--- begin Data for processing ---

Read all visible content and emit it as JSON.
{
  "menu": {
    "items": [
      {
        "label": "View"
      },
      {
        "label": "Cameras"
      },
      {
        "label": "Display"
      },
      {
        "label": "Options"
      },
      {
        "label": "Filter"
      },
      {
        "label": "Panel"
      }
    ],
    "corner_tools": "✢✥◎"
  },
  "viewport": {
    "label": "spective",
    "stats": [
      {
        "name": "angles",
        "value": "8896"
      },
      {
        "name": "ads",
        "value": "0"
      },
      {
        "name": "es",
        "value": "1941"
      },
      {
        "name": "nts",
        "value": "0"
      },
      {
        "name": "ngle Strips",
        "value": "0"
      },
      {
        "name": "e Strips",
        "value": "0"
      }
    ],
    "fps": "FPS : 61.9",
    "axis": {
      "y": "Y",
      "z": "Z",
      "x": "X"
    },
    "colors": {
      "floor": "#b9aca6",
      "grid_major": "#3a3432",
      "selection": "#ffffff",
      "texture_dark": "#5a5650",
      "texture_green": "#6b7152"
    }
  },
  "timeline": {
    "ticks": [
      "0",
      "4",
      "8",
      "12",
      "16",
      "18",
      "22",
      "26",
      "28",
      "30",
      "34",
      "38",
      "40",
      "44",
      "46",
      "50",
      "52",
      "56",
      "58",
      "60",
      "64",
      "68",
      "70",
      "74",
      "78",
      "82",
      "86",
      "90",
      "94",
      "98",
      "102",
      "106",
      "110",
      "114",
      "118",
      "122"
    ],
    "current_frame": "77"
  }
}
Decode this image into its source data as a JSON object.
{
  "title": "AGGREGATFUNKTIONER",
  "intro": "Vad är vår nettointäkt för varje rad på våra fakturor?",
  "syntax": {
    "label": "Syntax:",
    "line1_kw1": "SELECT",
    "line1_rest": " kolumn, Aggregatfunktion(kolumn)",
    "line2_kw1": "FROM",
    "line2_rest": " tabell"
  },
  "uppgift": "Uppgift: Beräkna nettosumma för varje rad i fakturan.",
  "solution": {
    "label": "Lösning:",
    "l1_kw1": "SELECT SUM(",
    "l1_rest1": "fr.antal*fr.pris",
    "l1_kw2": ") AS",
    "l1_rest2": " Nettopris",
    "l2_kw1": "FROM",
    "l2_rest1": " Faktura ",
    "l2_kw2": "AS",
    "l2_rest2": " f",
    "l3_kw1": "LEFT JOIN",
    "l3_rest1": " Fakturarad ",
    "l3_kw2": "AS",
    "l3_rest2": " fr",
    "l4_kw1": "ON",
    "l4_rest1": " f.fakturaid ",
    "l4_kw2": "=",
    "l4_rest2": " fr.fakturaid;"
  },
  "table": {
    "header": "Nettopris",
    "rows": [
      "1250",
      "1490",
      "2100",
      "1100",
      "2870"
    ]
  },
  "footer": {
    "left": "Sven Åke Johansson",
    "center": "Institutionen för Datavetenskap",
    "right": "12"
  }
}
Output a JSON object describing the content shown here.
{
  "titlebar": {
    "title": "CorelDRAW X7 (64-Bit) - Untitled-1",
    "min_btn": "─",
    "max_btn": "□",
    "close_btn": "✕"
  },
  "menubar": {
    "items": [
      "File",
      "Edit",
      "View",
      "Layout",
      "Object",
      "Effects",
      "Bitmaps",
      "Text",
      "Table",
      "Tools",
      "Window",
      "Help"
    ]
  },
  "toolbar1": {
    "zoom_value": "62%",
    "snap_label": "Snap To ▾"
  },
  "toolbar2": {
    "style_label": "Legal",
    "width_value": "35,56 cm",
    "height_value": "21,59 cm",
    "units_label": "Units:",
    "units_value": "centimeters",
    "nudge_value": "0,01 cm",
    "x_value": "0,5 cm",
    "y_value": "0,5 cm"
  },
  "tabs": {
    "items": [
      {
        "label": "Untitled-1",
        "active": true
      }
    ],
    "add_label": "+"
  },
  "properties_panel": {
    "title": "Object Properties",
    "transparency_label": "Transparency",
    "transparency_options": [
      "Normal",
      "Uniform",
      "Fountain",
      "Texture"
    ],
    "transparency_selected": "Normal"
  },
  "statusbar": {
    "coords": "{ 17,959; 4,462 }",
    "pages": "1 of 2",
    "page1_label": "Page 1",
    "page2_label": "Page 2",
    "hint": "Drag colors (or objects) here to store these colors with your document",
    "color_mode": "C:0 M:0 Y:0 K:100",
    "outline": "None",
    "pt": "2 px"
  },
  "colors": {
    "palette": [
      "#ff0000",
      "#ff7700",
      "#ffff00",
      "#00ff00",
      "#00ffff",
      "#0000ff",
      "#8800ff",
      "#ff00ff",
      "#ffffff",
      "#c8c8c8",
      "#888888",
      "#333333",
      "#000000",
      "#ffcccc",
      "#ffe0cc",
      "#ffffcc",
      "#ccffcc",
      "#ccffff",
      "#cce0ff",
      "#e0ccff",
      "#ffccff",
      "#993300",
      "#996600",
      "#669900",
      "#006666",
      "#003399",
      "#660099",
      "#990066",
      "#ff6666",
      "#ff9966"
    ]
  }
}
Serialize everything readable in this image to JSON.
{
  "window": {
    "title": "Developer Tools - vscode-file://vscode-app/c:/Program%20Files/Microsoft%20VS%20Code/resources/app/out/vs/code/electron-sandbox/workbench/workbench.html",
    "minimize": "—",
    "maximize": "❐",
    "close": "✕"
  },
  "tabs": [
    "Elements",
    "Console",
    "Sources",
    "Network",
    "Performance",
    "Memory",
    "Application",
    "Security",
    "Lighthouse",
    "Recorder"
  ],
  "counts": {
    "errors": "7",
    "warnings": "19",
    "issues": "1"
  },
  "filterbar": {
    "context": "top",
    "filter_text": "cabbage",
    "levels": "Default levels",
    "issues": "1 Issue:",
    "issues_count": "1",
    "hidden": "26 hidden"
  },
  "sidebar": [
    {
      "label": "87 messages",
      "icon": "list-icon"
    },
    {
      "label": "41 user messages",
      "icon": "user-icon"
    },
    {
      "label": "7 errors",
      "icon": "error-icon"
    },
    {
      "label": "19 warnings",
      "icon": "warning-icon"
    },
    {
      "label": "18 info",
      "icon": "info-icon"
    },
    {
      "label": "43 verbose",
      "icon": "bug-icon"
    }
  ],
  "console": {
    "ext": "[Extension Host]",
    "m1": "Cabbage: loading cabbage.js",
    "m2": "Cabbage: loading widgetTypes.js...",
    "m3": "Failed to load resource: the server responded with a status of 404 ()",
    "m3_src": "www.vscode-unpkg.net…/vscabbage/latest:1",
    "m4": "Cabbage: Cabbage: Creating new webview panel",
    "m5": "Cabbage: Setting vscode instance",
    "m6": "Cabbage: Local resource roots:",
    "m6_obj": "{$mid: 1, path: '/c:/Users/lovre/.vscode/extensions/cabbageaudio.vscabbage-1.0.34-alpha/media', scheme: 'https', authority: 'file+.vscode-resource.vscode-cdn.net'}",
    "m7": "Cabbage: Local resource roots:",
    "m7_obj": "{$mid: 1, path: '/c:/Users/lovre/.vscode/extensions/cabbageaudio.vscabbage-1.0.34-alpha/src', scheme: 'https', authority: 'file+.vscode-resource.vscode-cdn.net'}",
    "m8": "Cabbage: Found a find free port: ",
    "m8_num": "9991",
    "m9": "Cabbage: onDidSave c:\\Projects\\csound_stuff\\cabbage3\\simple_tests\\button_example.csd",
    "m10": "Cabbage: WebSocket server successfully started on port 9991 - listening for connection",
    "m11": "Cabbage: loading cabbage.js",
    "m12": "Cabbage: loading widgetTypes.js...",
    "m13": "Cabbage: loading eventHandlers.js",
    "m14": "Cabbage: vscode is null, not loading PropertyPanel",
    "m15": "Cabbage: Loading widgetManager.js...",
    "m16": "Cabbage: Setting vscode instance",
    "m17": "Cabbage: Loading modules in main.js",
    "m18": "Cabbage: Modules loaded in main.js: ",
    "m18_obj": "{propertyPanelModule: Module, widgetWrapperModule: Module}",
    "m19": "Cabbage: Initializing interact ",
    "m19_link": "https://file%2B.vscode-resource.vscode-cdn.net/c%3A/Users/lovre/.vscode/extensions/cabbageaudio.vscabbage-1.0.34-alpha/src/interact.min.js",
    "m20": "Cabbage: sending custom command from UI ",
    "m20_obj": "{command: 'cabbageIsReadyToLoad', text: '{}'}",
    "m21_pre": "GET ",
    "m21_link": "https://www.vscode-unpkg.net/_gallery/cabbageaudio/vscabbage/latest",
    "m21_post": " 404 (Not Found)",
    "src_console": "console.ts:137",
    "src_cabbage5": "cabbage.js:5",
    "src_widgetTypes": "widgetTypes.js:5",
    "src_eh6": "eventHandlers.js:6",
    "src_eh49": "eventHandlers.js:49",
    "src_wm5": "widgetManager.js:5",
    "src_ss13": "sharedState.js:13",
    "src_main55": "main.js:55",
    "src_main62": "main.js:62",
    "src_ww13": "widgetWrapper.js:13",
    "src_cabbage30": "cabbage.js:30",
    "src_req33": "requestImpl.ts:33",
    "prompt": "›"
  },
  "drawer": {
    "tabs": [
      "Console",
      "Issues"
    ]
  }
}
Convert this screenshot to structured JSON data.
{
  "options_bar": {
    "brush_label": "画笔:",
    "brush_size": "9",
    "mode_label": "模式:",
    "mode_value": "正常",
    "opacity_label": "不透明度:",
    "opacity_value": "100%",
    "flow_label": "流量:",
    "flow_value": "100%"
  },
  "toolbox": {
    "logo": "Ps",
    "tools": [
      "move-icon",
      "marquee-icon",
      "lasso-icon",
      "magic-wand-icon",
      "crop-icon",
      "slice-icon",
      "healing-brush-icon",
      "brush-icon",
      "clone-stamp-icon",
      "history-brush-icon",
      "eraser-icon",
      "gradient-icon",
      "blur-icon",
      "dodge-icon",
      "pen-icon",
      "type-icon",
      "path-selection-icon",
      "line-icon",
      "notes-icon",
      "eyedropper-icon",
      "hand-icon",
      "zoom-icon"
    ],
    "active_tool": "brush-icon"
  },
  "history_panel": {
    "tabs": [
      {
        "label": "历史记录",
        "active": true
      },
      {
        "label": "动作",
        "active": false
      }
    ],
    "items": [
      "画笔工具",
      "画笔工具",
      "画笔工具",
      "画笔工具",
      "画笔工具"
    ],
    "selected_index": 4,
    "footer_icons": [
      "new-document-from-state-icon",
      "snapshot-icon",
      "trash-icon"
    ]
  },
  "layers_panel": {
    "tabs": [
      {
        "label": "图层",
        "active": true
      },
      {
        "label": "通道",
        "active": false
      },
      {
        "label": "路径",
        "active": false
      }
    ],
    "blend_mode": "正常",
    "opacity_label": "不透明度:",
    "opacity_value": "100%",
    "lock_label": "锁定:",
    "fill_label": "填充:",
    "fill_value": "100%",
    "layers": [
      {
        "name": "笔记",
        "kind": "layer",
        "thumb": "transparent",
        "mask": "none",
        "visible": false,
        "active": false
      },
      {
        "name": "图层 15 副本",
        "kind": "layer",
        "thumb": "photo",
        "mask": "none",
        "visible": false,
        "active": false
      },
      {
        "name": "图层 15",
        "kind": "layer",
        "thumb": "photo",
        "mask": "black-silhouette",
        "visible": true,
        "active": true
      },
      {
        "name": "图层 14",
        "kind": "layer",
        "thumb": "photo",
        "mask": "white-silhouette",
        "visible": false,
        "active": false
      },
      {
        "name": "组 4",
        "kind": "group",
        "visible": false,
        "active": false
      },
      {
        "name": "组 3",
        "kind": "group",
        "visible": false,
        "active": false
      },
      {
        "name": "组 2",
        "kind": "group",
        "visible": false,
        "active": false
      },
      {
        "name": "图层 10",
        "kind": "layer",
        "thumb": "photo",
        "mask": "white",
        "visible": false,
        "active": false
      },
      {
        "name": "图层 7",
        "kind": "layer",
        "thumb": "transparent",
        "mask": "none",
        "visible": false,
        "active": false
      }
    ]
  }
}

--- end Data for processing ---

> [Set exercise]: Only lines holding the string "document" are wanted; gather each one from the entries above.

> [Full response]:
    "hint": "Drag colors (or objects) here to store these colors with your document",
      "new-document-from-state-icon",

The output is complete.